Copy out the material below, swapping each "table-row" for "table-line" and changing nothing else. Leave the pictures out.
┌──
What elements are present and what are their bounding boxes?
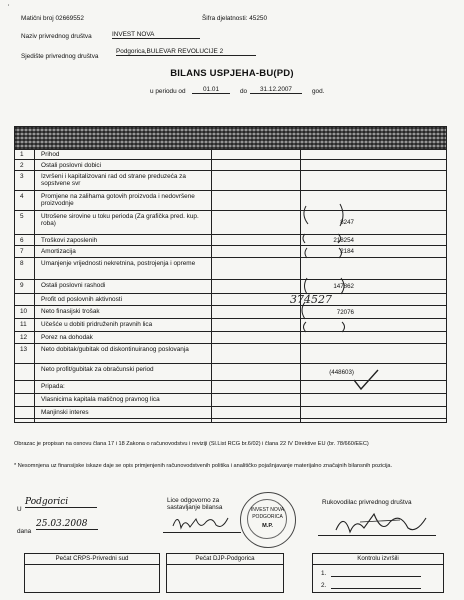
table-row [15, 364, 446, 381]
date-label: dana [17, 528, 32, 535]
legal-text: Obrazac je propisan na osnovu člana 17 i 18 Zakona o računovodstvu i reviziji (Sl.List RCG br.6/02) i člana 22 IV Direktive EU (br. 78/660/EEC) [14, 441, 369, 447]
row-number: 10 [20, 308, 28, 315]
table-row [15, 381, 446, 394]
company-seal [240, 492, 296, 548]
control-line-1-label: 1. [321, 570, 327, 577]
row-label: Učešće u dobiti pridruženih pravnih lica [41, 321, 153, 328]
table-row [15, 246, 446, 258]
row-label: Izvršeni i kapitalizovani rad od strane preduzeća za sopstvene svr [41, 173, 186, 188]
responsible-person-label: Lice odgovorno za sastavljanje bilansa [167, 497, 223, 512]
naziv-label: Naziv privrednog društva [21, 33, 92, 40]
control-box [312, 553, 444, 593]
row-label: Ostali poslovni rashodi [41, 282, 106, 289]
sjediste-value: Podgorica,BULEVAR REVOLUCIJE 2 [116, 48, 256, 56]
row-number: 7 [20, 248, 24, 255]
control-caption: Kontrolu izvršili [313, 554, 443, 565]
form-mark: ’ [8, 4, 10, 11]
row-number: 8 [20, 260, 24, 267]
naziv-value: INVEST NOVA [112, 31, 200, 39]
control-line-2-label: 2. [321, 582, 327, 589]
seal-mp: M.P. [262, 523, 273, 529]
signature-icon [170, 510, 232, 534]
table-row [15, 191, 446, 211]
dup-stamp-caption: Pečat DJP-Podgorica [167, 554, 283, 565]
place-label: U [17, 506, 22, 513]
table-row [15, 332, 446, 344]
row-value: 72076 [336, 308, 354, 316]
place-value: Podgorici [25, 497, 97, 508]
table-row [15, 407, 446, 419]
row-number: 4 [20, 193, 24, 200]
handwritten-note: 374527 [290, 293, 332, 306]
sjediste-label: Sjedište privrednog društva [21, 53, 99, 60]
row-label: Pripada: [41, 383, 65, 390]
footnote-text: * Nesomnjena uz finansijske iskaze daje se opis primjenjenih računovodstvenih politika i analitičko pojašnjavanje materijalno značajnih bilansnih pozicija. [14, 463, 393, 469]
row-number: 11 [20, 321, 27, 328]
maticni-value: 02669552 [55, 15, 84, 22]
table-header-band [15, 127, 446, 150]
row-label: Promjene na zalihama gotovih proizvoda i nedovršene proizvodnje [41, 193, 195, 208]
sifra-djelatnosti [202, 15, 267, 22]
row-number: 2 [20, 162, 24, 169]
control-line-2 [331, 588, 421, 589]
row-number: 1 [20, 151, 24, 158]
row-label: Neto dobitak/gubitak od diskontinuiranog poslovanja [41, 346, 189, 353]
row-label: Troškovi zaposlenih [41, 237, 98, 244]
row-number: 3 [20, 173, 24, 180]
row-label: Ostali poslovni dobici [41, 162, 102, 169]
row-number: 9 [20, 282, 24, 289]
pen-marks [300, 190, 350, 420]
director-signature-icon [330, 508, 430, 538]
maticni-broj [21, 15, 84, 22]
row-number: 6 [20, 237, 24, 244]
table-row [15, 211, 446, 235]
date-value: 25.03.2008 [36, 519, 98, 530]
row-label: Porez na dohodak [41, 334, 93, 341]
table-row [15, 258, 446, 280]
table-row [15, 171, 446, 191]
row-number: 12 [20, 334, 28, 341]
table-row [15, 394, 446, 407]
crps-stamp-caption: Pečat CRPS-Privredni sud [25, 554, 159, 565]
row-label: Amortizacija [41, 248, 76, 255]
table-row [15, 160, 446, 171]
row-value: 147862 [333, 283, 354, 290]
row-label: Vlasnicima kapitala matičnog pravnog lica [41, 396, 160, 403]
crps-stamp-box [24, 553, 160, 593]
period-from: 01.01 [192, 86, 230, 94]
table-row [15, 344, 446, 364]
sifra-value: 45250 [249, 15, 268, 22]
page-title: BILANS USPJEHA-BU(PD) [170, 68, 294, 79]
director-label: Rukovodilac privrednog društva [322, 499, 412, 506]
row-label: Neto finasijski trošak [41, 308, 100, 315]
dup-stamp-box [166, 553, 284, 593]
table-row [15, 306, 446, 319]
row-number: 5 [20, 213, 24, 220]
row-label: Neto profit/gubitak za obračunski period [41, 366, 154, 373]
row-value: 8247 [340, 219, 354, 226]
row-label: Utrošene sirovine u toku perioda (Za grafička pred. kup. roba) [41, 213, 199, 228]
row-label: Umanjenje vrijednosti nekretnina, postrojenja i opreme [41, 260, 196, 267]
period-to: 31.12.2007 [250, 86, 302, 94]
row-number: 13 [20, 346, 28, 353]
period-suffix: god. [312, 88, 325, 95]
period-mid: do [240, 88, 248, 95]
row-label: Prihod [41, 151, 60, 158]
sifra-label: Šifra djelatnosti: [202, 15, 248, 22]
period-prefix: u periodu od [150, 88, 186, 95]
table-row [15, 235, 446, 246]
row-label: Manjinski interes [41, 409, 89, 416]
control-line-1 [331, 576, 421, 577]
row-value: (448603) [329, 368, 354, 376]
row-value: 2184 [340, 248, 354, 255]
row-label: Profit od poslovnih aktivnosti [41, 296, 122, 303]
check-mark-icon [352, 368, 380, 392]
seal-text: INVEST NOVA PODGORICA [250, 507, 285, 520]
table-row [15, 294, 446, 306]
table-row [15, 149, 446, 160]
maticni-label: Matični broj [21, 15, 54, 22]
table-row [15, 319, 446, 332]
table-row [15, 280, 446, 294]
income-statement-table [14, 126, 447, 423]
row-value: 218254 [333, 236, 354, 244]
└──
Answer to this problem
What elements are present and what are their bounding boxes?
table-line [15, 364, 446, 381]
date-label: dana [17, 528, 32, 535]
legal-text: Obrazac je propisan na osnovu člana 17 i 18 Zakona o računovodstvu i reviziji (Sl.List RCG br.6/02) i člana 22 IV Direktive EU (br. 78/660/EEC) [14, 441, 369, 447]
row-number: 10 [20, 308, 28, 315]
table-line [15, 381, 446, 394]
company-seal [240, 492, 296, 548]
control-line-1-label: 1. [321, 570, 327, 577]
row-label: Učešće u dobiti pridruženih pravnih lica [41, 321, 153, 328]
table-line [15, 246, 446, 258]
row-label: Izvršeni i kapitalizovani rad od strane preduzeća za sopstvene svr [41, 173, 186, 188]
responsible-person-label: Lice odgovorno za sastavljanje bilansa [167, 497, 223, 512]
naziv-label: Naziv privrednog društva [21, 33, 92, 40]
control-box [312, 553, 444, 593]
row-label: Ostali poslovni rashodi [41, 282, 106, 289]
sjediste-value: Podgorica,BULEVAR REVOLUCIJE 2 [116, 48, 256, 56]
row-number: 7 [20, 248, 24, 255]
control-caption: Kontrolu izvršili [313, 554, 443, 565]
form-mark: ’ [8, 4, 10, 11]
row-number: 8 [20, 260, 24, 267]
naziv-value: INVEST NOVA [112, 31, 200, 39]
control-line-2-label: 2. [321, 582, 327, 589]
seal-mp: M.P. [262, 523, 273, 529]
signature-icon [170, 510, 232, 534]
table-line [15, 191, 446, 211]
dup-stamp-caption: Pečat DJP-Podgorica [167, 554, 283, 565]
place-label: U [17, 506, 22, 513]
table-line [15, 332, 446, 344]
row-value: 72076 [336, 308, 354, 316]
place-value: Podgorici [25, 497, 97, 508]
table-line [15, 407, 446, 419]
row-number: 4 [20, 193, 24, 200]
handwritten-note: 374527 [290, 293, 332, 306]
sjediste-label: Sjedište privrednog društva [21, 53, 99, 60]
row-label: Pripada: [41, 383, 65, 390]
footnote-text: * Nesomnjena uz finansijske iskaze daje se opis primjenjenih računovodstvenih politika i analitičko pojašnjavanje materijalno značajnih bilansnih pozicija. [14, 463, 393, 469]
row-number: 11 [20, 321, 27, 328]
maticni-value: 02669552 [55, 15, 84, 22]
table-header-band [15, 127, 446, 150]
row-label: Promjene na zalihama gotovih proizvoda i nedovršene proizvodnje [41, 193, 195, 208]
sifra-djelatnosti [202, 15, 267, 22]
row-number: 2 [20, 162, 24, 169]
control-line-2 [331, 588, 421, 589]
row-number: 1 [20, 151, 24, 158]
row-label: Neto dobitak/gubitak od diskontinuiranog poslovanja [41, 346, 189, 353]
row-label: Troškovi zaposlenih [41, 237, 98, 244]
row-number: 3 [20, 173, 24, 180]
row-label: Ostali poslovni dobici [41, 162, 102, 169]
row-number: 9 [20, 282, 24, 289]
pen-marks [300, 190, 350, 420]
director-signature-icon [330, 508, 430, 538]
maticni-broj [21, 15, 84, 22]
row-number: 6 [20, 237, 24, 244]
table-line [15, 211, 446, 235]
date-value: 25.03.2008 [36, 519, 98, 530]
row-label: Porez na dohodak [41, 334, 93, 341]
table-line [15, 258, 446, 280]
table-line [15, 171, 446, 191]
row-number: 12 [20, 334, 28, 341]
table-line [15, 394, 446, 407]
crps-stamp-caption: Pečat CRPS-Privredni sud [25, 554, 159, 565]
row-label: Amortizacija [41, 248, 76, 255]
table-line [15, 160, 446, 171]
row-value: 147862 [333, 283, 354, 290]
row-label: Vlasnicima kapitala matičnog pravnog lica [41, 396, 160, 403]
crps-stamp-box [24, 553, 160, 593]
period-from: 01.01 [192, 86, 230, 94]
table-line [15, 344, 446, 364]
sifra-value: 45250 [249, 15, 268, 22]
page-title: BILANS USPJEHA-BU(PD) [170, 68, 294, 79]
director-label: Rukovodilac privrednog društva [322, 499, 412, 506]
row-label: Neto finasijski trošak [41, 308, 100, 315]
dup-stamp-box [166, 553, 284, 593]
table-line [15, 306, 446, 319]
row-number: 5 [20, 213, 24, 220]
row-label: Neto profit/gubitak za obračunski period [41, 366, 154, 373]
row-value: 8247 [340, 219, 354, 226]
row-label: Utrošene sirovine u toku perioda (Za grafička pred. kup. roba) [41, 213, 199, 228]
row-label: Umanjenje vrijednosti nekretnina, postrojenja i opreme [41, 260, 196, 267]
period-to: 31.12.2007 [250, 86, 302, 94]
row-number: 13 [20, 346, 28, 353]
period-suffix: god. [312, 88, 325, 95]
period-mid: do [240, 88, 248, 95]
row-label: Prihod [41, 151, 60, 158]
sifra-label: Šifra djelatnosti: [202, 15, 248, 22]
period-prefix: u periodu od [150, 88, 186, 95]
table-line [15, 235, 446, 246]
row-label: Manjinski interes [41, 409, 89, 416]
control-line-1 [331, 576, 421, 577]
row-value: (448603) [329, 368, 354, 376]
row-value: 2184 [340, 248, 354, 255]
row-label: Profit od poslovnih aktivnosti [41, 296, 122, 303]
check-mark-icon [352, 368, 380, 392]
seal-text: INVEST NOVA PODGORICA [250, 507, 285, 520]
table-line [15, 294, 446, 306]
table-line [15, 149, 446, 160]
maticni-label: Matični broj [21, 15, 54, 22]
table-line [15, 319, 446, 332]
table-line [15, 280, 446, 294]
income-statement-table [14, 126, 447, 423]
row-value: 218254 [333, 236, 354, 244]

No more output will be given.